Using the listing below, select the lines with the word "true" and copy them.

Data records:
╔══

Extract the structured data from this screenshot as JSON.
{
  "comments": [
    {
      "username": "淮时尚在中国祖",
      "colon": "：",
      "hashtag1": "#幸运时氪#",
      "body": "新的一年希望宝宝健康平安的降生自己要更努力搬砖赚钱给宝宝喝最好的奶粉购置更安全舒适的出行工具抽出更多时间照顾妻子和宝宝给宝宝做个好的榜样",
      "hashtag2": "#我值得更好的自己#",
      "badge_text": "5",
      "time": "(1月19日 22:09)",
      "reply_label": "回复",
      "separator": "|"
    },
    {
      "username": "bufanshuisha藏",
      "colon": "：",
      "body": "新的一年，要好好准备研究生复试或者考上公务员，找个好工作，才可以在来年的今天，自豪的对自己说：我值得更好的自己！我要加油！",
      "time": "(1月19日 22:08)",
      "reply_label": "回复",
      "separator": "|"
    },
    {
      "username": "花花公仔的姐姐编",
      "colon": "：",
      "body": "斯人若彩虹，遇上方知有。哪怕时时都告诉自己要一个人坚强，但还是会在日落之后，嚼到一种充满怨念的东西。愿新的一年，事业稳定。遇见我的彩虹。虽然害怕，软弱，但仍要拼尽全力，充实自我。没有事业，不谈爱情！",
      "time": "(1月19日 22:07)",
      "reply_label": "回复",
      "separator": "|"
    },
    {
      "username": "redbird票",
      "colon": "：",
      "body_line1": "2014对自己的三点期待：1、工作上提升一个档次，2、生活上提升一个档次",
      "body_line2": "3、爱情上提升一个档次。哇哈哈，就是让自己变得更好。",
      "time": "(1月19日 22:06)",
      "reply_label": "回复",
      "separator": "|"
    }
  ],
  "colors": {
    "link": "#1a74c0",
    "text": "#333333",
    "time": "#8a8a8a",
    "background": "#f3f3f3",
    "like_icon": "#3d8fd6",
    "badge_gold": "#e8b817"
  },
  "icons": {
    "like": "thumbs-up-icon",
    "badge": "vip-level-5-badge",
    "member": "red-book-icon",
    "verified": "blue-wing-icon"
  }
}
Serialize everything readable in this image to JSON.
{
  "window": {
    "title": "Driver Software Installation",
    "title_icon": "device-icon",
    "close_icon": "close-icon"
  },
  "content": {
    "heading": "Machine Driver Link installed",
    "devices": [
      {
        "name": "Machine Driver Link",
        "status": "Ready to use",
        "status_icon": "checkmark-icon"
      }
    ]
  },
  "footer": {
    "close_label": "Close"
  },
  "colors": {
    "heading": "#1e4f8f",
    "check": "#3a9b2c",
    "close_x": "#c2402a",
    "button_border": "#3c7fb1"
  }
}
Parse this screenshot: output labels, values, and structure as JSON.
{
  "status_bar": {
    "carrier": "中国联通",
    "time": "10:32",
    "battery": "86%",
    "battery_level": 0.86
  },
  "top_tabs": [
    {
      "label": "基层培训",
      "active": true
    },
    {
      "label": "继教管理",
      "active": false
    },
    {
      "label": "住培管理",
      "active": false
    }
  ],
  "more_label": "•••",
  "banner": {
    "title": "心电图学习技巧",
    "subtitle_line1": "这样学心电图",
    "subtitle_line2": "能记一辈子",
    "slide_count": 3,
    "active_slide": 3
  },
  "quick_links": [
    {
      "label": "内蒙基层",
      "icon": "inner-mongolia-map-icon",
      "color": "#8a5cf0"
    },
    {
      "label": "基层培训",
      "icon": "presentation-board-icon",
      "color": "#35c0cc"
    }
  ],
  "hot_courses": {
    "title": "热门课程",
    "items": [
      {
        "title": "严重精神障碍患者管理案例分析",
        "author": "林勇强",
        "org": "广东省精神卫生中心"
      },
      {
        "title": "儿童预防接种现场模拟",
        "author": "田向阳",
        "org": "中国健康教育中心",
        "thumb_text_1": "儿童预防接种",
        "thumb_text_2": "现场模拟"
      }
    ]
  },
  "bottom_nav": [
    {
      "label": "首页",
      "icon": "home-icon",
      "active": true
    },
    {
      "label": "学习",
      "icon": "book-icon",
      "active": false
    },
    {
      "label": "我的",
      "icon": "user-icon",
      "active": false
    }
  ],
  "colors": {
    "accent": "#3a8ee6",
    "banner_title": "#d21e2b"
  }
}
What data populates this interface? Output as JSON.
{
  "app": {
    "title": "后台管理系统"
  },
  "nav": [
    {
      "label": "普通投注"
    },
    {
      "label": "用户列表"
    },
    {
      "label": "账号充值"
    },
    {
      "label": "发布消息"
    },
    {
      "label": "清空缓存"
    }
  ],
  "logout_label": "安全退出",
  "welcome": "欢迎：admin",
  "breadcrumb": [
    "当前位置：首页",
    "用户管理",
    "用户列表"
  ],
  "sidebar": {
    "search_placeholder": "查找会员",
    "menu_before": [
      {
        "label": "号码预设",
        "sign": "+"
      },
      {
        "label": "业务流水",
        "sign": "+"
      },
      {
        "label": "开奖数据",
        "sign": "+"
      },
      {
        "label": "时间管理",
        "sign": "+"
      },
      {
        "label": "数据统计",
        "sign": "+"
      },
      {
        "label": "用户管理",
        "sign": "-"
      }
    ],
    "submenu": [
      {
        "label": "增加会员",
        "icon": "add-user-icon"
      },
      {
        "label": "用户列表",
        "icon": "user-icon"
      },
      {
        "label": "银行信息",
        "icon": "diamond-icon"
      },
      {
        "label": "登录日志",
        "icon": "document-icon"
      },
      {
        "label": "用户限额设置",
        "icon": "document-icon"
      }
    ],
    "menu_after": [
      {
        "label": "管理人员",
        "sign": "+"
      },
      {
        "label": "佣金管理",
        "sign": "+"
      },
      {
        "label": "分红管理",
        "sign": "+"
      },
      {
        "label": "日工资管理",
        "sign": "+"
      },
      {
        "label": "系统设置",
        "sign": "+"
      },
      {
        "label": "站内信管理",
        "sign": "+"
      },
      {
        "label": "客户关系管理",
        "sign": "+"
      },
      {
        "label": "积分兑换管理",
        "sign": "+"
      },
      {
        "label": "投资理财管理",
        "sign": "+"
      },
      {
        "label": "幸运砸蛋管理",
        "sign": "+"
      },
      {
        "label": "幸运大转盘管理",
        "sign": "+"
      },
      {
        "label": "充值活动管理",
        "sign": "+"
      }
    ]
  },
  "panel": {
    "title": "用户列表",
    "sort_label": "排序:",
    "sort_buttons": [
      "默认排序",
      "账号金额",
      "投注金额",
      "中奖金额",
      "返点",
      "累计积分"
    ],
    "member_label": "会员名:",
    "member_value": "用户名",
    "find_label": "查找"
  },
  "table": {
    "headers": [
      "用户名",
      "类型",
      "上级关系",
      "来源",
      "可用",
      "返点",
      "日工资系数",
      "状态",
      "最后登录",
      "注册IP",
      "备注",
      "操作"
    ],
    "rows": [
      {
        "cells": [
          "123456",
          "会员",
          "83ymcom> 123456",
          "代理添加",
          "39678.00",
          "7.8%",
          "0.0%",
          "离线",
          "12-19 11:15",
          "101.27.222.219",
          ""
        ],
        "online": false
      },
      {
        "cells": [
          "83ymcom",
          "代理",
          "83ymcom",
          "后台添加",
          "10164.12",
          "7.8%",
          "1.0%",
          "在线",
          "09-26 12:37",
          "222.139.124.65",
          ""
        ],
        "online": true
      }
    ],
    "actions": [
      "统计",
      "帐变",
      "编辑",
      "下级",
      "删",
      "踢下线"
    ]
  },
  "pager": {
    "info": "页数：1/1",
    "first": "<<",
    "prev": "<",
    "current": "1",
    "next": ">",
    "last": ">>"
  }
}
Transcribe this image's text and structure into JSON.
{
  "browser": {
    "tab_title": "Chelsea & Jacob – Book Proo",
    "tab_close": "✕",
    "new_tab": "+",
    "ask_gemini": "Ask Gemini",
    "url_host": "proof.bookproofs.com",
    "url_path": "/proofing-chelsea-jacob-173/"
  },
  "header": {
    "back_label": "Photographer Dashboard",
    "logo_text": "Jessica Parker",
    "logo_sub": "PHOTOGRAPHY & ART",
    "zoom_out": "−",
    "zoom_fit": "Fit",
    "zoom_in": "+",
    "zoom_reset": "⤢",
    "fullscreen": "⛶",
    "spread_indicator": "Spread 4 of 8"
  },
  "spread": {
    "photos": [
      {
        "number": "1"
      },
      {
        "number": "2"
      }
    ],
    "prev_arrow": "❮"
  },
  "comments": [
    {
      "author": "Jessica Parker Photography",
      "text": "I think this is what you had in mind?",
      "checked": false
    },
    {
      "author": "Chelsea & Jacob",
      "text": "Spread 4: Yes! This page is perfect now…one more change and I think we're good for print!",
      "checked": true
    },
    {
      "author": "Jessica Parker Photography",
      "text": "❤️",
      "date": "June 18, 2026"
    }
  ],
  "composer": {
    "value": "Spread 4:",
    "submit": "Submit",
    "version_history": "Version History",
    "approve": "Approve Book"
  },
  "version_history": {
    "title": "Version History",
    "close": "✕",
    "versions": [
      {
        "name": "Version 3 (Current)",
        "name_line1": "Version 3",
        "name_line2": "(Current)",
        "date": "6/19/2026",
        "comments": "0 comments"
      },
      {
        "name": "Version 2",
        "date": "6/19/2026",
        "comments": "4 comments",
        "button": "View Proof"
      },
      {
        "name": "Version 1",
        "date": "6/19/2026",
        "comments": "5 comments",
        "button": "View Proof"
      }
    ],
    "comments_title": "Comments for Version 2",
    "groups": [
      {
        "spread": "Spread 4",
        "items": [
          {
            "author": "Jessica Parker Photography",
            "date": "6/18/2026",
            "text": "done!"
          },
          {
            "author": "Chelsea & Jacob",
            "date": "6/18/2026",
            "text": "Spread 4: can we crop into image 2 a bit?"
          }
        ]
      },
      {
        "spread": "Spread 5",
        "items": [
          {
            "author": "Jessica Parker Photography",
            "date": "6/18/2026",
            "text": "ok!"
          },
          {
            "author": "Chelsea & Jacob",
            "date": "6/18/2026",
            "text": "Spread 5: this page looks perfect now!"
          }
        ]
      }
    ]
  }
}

╚══

Answer in full
      "active": true
      "active": true
        "online": true
      "checked": true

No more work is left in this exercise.